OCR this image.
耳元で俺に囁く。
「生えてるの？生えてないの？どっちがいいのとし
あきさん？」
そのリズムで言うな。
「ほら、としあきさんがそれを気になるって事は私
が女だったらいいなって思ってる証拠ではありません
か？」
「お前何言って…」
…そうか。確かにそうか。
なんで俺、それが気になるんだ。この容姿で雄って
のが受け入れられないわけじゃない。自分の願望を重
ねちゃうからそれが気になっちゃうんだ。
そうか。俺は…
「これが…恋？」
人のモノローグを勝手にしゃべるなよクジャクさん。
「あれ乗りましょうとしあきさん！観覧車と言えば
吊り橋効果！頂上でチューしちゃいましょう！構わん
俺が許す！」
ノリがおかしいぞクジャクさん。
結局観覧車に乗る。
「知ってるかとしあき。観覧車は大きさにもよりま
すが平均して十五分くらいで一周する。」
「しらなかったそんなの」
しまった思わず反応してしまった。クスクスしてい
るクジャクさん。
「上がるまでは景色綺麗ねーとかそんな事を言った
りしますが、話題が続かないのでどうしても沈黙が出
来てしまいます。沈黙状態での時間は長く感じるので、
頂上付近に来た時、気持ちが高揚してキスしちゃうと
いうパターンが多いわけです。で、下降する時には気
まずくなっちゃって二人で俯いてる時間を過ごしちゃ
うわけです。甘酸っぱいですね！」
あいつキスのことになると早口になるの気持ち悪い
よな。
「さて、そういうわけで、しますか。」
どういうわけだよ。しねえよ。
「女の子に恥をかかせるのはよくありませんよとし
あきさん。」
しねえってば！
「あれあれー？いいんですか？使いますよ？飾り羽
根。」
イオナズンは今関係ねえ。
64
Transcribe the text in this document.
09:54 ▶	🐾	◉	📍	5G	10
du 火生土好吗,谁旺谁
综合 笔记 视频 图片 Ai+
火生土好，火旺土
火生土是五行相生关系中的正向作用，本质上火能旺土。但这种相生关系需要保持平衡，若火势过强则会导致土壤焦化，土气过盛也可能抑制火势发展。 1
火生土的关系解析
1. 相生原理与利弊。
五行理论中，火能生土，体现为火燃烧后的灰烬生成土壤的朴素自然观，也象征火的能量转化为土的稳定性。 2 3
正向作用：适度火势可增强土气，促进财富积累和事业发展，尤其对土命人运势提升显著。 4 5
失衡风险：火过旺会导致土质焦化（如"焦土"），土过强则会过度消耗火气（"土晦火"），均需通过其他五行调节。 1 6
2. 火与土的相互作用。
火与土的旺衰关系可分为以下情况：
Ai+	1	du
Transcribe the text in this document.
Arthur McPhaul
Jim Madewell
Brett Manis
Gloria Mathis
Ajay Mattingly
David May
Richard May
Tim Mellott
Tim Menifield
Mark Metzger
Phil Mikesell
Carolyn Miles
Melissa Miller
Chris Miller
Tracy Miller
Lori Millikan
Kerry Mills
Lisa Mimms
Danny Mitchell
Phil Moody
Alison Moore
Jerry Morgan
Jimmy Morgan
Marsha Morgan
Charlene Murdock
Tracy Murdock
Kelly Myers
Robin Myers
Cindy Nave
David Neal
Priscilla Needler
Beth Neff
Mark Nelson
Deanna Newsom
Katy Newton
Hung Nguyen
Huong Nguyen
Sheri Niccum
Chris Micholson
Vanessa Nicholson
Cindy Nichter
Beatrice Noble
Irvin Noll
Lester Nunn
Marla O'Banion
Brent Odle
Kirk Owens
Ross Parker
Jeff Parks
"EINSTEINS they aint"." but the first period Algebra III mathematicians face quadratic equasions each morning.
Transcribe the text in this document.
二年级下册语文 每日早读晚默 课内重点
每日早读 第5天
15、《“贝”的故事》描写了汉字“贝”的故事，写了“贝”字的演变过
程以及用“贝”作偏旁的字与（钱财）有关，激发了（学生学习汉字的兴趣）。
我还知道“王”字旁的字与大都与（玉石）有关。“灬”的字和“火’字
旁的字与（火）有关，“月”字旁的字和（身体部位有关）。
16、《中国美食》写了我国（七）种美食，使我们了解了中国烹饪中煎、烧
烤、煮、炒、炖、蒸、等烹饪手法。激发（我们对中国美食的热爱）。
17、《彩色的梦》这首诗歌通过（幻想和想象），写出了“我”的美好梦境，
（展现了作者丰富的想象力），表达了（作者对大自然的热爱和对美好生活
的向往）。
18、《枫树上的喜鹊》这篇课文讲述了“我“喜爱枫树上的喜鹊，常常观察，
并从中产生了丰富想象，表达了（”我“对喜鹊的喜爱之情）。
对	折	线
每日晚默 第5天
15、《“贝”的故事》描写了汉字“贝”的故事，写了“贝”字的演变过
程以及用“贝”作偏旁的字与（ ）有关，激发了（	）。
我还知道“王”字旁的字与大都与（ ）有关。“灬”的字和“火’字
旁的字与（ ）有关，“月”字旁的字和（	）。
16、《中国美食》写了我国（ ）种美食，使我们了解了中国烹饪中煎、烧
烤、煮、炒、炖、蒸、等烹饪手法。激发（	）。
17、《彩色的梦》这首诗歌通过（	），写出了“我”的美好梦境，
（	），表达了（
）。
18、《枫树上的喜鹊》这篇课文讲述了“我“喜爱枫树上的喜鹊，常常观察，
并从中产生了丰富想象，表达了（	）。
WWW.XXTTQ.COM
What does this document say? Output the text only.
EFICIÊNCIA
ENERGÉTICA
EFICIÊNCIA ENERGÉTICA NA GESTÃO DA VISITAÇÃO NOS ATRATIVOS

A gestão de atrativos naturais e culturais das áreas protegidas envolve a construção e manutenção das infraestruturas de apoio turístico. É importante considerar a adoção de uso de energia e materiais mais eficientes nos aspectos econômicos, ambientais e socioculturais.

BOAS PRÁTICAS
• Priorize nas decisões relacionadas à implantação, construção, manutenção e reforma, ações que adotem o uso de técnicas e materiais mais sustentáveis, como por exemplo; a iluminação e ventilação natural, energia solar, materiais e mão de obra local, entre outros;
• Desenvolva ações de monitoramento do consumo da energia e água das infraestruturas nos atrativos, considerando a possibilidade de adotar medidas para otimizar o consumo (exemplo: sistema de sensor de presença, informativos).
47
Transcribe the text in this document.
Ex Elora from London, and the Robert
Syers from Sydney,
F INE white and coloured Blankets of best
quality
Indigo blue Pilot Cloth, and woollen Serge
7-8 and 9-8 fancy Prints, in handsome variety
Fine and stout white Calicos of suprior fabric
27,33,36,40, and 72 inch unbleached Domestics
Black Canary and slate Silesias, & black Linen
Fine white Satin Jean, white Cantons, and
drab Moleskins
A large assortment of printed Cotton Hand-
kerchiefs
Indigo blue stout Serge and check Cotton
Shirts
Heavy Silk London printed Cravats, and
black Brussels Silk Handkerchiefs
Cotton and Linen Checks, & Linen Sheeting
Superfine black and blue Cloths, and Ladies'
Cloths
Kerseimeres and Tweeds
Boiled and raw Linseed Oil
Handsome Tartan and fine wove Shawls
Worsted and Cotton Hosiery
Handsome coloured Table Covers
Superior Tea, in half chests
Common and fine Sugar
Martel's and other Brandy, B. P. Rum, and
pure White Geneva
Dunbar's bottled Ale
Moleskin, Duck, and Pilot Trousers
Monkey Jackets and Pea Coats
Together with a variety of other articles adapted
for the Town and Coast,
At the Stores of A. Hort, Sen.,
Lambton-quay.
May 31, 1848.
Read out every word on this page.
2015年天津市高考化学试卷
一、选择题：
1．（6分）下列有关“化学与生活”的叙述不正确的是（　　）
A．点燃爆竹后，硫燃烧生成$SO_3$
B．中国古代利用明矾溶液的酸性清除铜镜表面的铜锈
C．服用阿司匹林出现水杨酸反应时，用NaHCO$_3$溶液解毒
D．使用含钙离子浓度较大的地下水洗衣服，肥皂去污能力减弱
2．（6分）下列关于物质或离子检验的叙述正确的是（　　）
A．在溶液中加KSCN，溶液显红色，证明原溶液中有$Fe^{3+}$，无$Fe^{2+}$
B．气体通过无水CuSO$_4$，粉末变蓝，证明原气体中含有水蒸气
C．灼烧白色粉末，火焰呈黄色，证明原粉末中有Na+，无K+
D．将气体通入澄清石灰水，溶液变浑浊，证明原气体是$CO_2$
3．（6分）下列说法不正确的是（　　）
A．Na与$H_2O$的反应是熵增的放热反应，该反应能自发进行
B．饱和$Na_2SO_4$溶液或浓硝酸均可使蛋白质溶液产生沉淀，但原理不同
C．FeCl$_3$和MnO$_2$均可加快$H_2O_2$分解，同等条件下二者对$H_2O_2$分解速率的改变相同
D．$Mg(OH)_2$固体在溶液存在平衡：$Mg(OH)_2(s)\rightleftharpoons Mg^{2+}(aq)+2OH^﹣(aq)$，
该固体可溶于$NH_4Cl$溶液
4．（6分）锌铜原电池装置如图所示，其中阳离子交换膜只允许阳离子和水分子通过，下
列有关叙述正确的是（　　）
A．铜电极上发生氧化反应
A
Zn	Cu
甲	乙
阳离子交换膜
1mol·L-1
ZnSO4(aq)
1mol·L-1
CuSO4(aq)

> _WRITTEN EXERCISE_: Locate all lines that include the word "彩色的梦" and copy them out.

> _EXPECTED ANSWER_:
17、《彩色的梦》这首诗歌通过（幻想和想象），写出了“我”的美好梦境，
17、《彩色的梦》这首诗歌通过（	），写出了“我”的美好梦境，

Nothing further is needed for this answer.